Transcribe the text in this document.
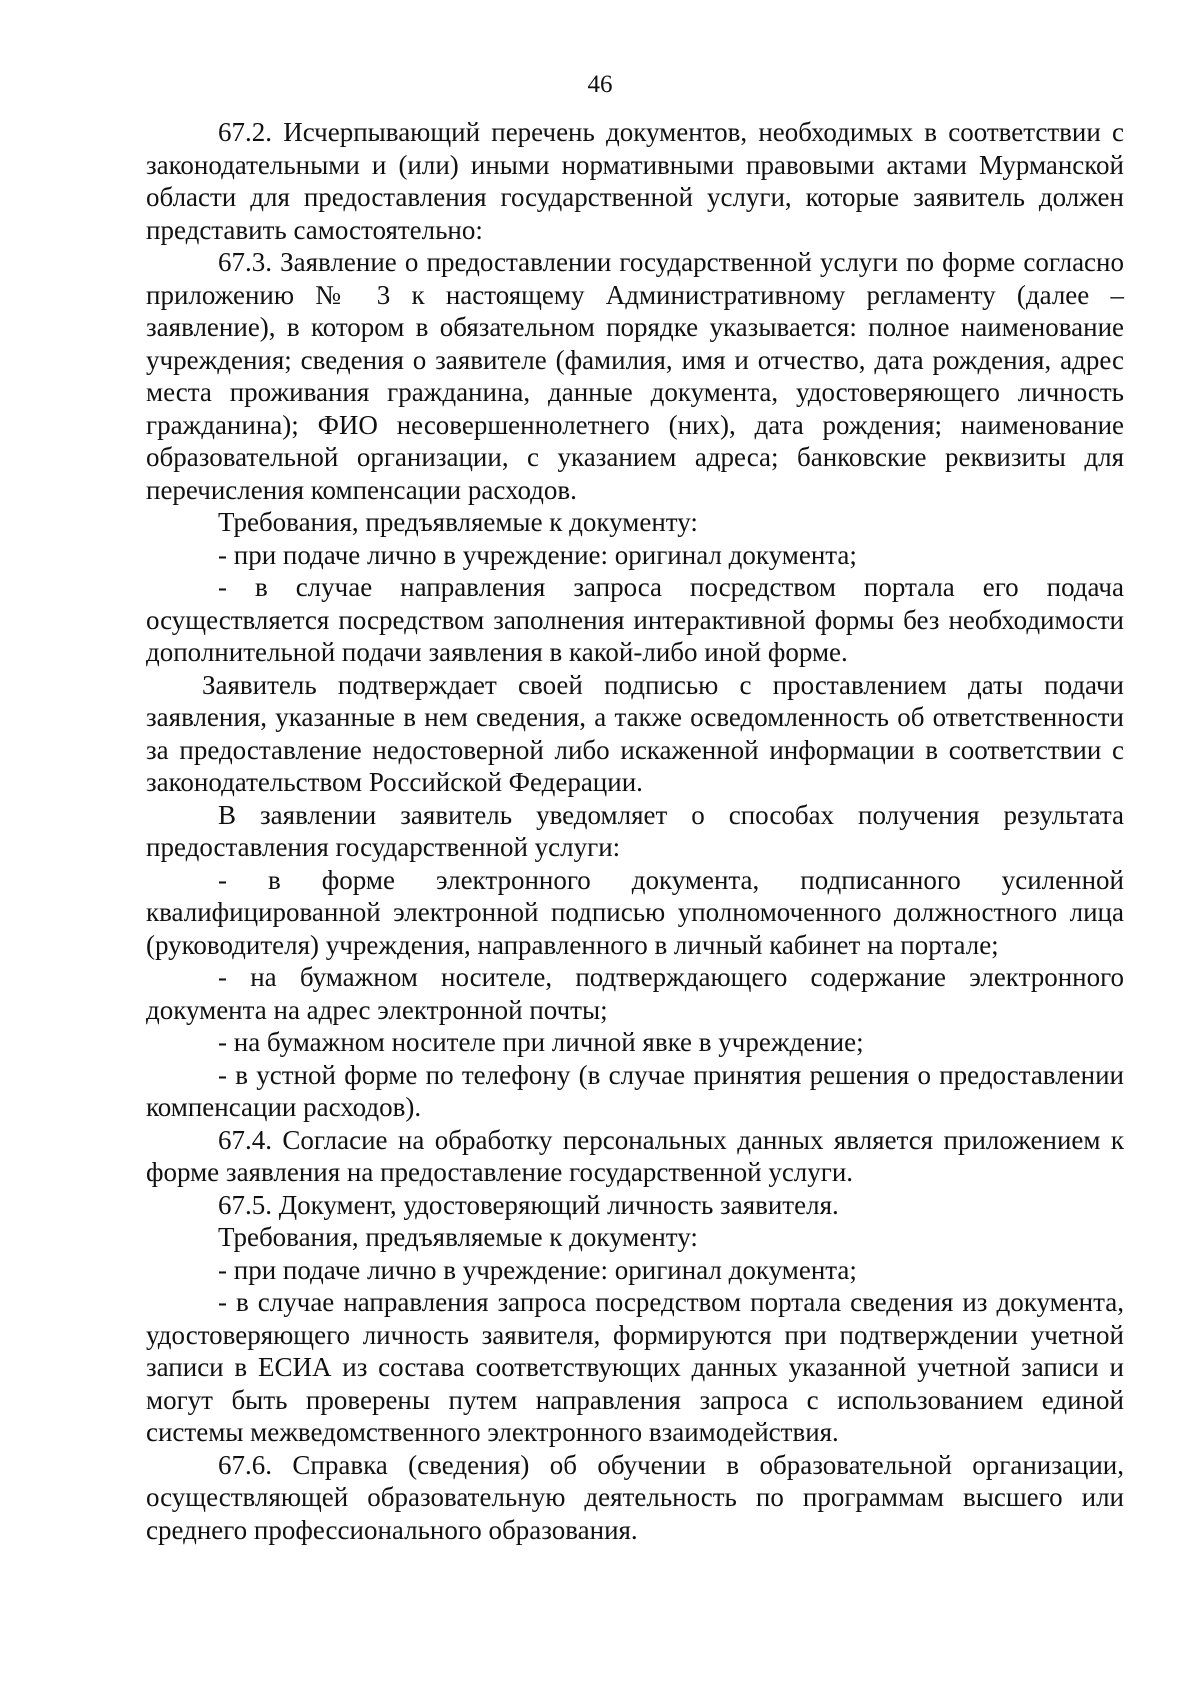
46

67.2. Исчерпывающий перечень документов, необходимых в соответствии с законодательными и (или) иными нормативными правовыми актами Мурманской области для предоставления государственной услуги, которые заявитель должен представить самостоятельно:

67.3. Заявление о предоставлении государственной услуги по форме согласно приложению № 3 к настоящему Административному регламенту (далее – заявление), в котором в обязательном порядке указывается: полное наименование учреждения; сведения о заявителе (фамилия, имя и отчество, дата рождения, адрес места проживания гражданина, данные документа, удостоверяющего личность гражданина); ФИО несовершеннолетнего (них), дата рождения; наименование образовательной организации, с указанием адреса; банковские реквизиты для перечисления компенсации расходов.

Требования, предъявляемые к документу:

- при подаче лично в учреждение: оригинал документа;

- в случае направления запроса посредством портала его подача осуществляется посредством заполнения интерактивной формы без необходимости дополнительной подачи заявления в какой-либо иной форме.

Заявитель подтверждает своей подписью с проставлением даты подачи заявления, указанные в нем сведения, а также осведомленность об ответственности за предоставление недостоверной либо искаженной информации в соответствии с законодательством Российской Федерации.

В заявлении заявитель уведомляет о способах получения результата предоставления государственной услуги:

- в форме электронного документа, подписанного усиленной квалифицированной электронной подписью уполномоченного должностного лица (руководителя) учреждения, направленного в личный кабинет на портале;

- на бумажном носителе, подтверждающего содержание электронного документа на адрес электронной почты;

- на бумажном носителе при личной явке в учреждение;

- в устной форме по телефону (в случае принятия решения о предоставлении компенсации расходов).

67.4. Согласие на обработку персональных данных является приложением к форме заявления на предоставление государственной услуги.

67.5. Документ, удостоверяющий личность заявителя.

Требования, предъявляемые к документу:

- при подаче лично в учреждение: оригинал документа;

- в случае направления запроса посредством портала сведения из документа, удостоверяющего личность заявителя, формируются при подтверждении учетной записи в ЕСИА из состава соответствующих данных указанной учетной записи и могут быть проверены путем направления запроса с использованием единой системы межведомственного электронного взаимодействия.

67.6. Справка (сведения) об обучении в образовательной организации, осуществляющей образовательную деятельность по программам высшего или среднего профессионального образования.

----------

To do: Which lines of the material contain the string "предоставления"? List each of them.

Expected answer:
67.2. Исчерпывающий перечень документов, необходимых в соответствии с законодательными и (или) иными нормативными правовыми актами Мурманской области для предоставления государственной услуги, которые заявитель должен представить самостоятельно:
В заявлении заявитель уведомляет о способах получения результата предоставления государственной услуги:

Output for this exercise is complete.